### Text segment

I think I read all the neo-pict emails from yesterday. But forgive me if I
repeat something.

If anyone here reads the pinhole discussion group (which I belive many do),
you will know there are pinholer's who are obsessed with the technicalities
of the process. Making the exact pinhole size for the focal distance, using
the craziest most insane formulas. They treat pinholeing like some people
treat their Hasselblads. Those folks are not in it for it's low-techness or
it's pictorial qualities. They seem to be trying to get the sharpest image
possible out of a naturally blurry process, especially when every image is
scanned in and sharpened on photoshop.

And I must second Dave's response below, people have been manipulating
photographs and negatives since they were first invented. And photography
has never been objectively truthful. We were all taught this in college.

Lisa

On 10/5/03 11:28 PM, "Dave Rose" <cactuscowboy@bresnan.net> wrote:

> Take a look at the work that Jerry Uelsmann was doing thirty years ago. It
> could be argued that "nearly any damn thing" can be done without photoshop.

### Exercise requirements
A. Copy out the records word for word, from the start of the records down to the line that contains "history-item-label[interactable]: Busan: [138, 174, 178, 189]", including that line.
B. Write the next part of the email about pinhole photography, starting after its last sentence.
The email above has no connection to the records that come next.

### Available records
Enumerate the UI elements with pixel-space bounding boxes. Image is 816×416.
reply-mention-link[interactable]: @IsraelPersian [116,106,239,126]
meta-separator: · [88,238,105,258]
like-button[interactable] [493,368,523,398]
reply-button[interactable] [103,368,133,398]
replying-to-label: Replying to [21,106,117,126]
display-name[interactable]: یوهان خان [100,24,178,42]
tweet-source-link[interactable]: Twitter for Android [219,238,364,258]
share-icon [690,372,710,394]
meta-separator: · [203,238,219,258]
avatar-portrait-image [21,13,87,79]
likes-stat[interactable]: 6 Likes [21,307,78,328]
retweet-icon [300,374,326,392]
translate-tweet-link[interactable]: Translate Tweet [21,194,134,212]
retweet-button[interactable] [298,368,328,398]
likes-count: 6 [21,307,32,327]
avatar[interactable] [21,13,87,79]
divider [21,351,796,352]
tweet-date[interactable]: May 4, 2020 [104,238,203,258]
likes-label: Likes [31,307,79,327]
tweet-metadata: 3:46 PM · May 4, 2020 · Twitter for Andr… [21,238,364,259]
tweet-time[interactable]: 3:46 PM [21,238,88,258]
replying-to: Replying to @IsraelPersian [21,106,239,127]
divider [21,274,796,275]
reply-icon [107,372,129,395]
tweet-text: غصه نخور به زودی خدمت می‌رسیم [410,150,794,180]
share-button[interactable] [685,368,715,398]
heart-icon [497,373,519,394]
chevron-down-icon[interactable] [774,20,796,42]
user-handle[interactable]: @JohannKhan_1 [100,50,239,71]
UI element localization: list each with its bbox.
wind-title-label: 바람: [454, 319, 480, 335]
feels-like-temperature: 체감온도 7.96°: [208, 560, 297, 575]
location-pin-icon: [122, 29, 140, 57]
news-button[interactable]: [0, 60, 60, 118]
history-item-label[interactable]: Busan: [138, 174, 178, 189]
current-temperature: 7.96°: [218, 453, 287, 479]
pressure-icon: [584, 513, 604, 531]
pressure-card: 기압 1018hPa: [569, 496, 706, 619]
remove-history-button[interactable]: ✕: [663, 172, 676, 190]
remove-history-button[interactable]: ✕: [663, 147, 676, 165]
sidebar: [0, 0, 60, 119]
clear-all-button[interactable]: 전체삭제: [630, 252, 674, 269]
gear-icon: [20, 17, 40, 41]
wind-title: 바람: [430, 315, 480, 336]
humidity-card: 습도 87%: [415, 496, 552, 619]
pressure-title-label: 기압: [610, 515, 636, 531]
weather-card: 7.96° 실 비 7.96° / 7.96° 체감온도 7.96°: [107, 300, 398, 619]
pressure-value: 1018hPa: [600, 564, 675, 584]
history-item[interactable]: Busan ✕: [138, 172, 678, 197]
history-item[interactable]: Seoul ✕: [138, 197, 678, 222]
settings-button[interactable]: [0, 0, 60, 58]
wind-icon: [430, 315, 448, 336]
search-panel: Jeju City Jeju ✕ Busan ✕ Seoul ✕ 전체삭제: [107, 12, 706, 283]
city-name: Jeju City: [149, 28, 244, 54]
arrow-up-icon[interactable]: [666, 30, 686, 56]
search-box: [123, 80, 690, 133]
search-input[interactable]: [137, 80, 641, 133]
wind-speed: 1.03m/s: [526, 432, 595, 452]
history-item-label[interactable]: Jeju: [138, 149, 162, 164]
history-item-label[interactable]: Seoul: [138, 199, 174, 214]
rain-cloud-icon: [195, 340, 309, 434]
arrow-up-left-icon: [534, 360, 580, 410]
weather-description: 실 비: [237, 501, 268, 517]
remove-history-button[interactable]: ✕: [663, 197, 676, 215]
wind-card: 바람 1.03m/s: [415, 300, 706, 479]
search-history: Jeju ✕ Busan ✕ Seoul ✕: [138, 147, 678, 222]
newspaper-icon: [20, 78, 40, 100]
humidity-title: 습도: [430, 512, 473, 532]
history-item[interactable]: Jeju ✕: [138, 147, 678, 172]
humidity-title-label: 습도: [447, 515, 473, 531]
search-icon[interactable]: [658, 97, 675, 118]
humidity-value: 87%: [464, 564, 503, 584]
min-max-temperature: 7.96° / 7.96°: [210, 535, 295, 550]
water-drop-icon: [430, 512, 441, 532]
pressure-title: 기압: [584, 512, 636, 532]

### Results of the exercise
A.
Enumerate the UI elements with pixel-space bounding boxes. Image is 816×416.
reply-mention-link[interactable]: @IsraelPersian [116,106,239,126]
meta-separator: · [88,238,105,258]
like-button[interactable] [493,368,523,398]
reply-button[interactable] [103,368,133,398]
replying-to-label: Replying to [21,106,117,126]
display-name[interactable]: یوهان خان [100,24,178,42]
tweet-source-link[interactable]: Twitter for Android [219,238,364,258]
share-icon [690,372,710,394]
meta-separator: · [203,238,219,258]
avatar-portrait-image [21,13,87,79]
likes-stat[interactable]: 6 Likes [21,307,78,328]
retweet-icon [300,374,326,392]
translate-tweet-link[interactable]: Translate Tweet [21,194,134,212]
retweet-button[interactable] [298,368,328,398]
likes-count: 6 [21,307,32,327]
avatar[interactable] [21,13,87,79]
divider [21,351,796,352]
tweet-date[interactable]: May 4, 2020 [104,238,203,258]
likes-label: Likes [31,307,79,327]
tweet-metadata: 3:46 PM · May 4, 2020 · Twitter for Andr… [21,238,364,259]
tweet-time[interactable]: 3:46 PM [21,238,88,258]
replying-to: Replying to @IsraelPersian [21,106,239,127]
divider [21,274,796,275]
reply-icon [107,372,129,395]
tweet-text: غصه نخور به زودی خدمت می‌رسیم [410,150,794,180]
share-button[interactable] [685,368,715,398]
heart-icon [497,373,519,394]
chevron-down-icon[interactable] [774,20,796,42]
user-handle[interactable]: @JohannKhan_1 [100,50,239,71]
UI element localization: list each with its bbox.
wind-title-label: 바람: [454, 319, 480, 335]
feels-like-temperature: 체감온도 7.96°: [208, 560, 297, 575]
location-pin-icon: [122, 29, 140, 57]
news-button[interactable]: [0, 60, 60, 118]
history-item-label[interactable]: Busan: [138, 174, 178, 189]

B.
>
> Dave in Wyoming
>
>
>> My hastily expressed opinion at yesterday's meeting was that digital
>> photo technology has removed the very idea of objective truth from
>> photography altogether, since nearly any damn thing can be done in
>> photoshop. So maybe we are being freed to do whatever we want, with
>> whatever process we want, in the pursuit of a 2 dimensional
>> representation of an idea, thought or feeling, in somewhat the same way
>> that the invention of the camera freed painters from the strictures of
>> objective realism. I realize that the neo-pictorial 'revival'
>> antedates the rise of digital technology, but perhaps the early
>> advocates were somehow foreseeing that the march of photographic
>> technology was steering f/64 group type realism into the digital
>> ditch. I think its great, because now we can concentrate on the image
>> without being worried about whether Eddie Weston would approve.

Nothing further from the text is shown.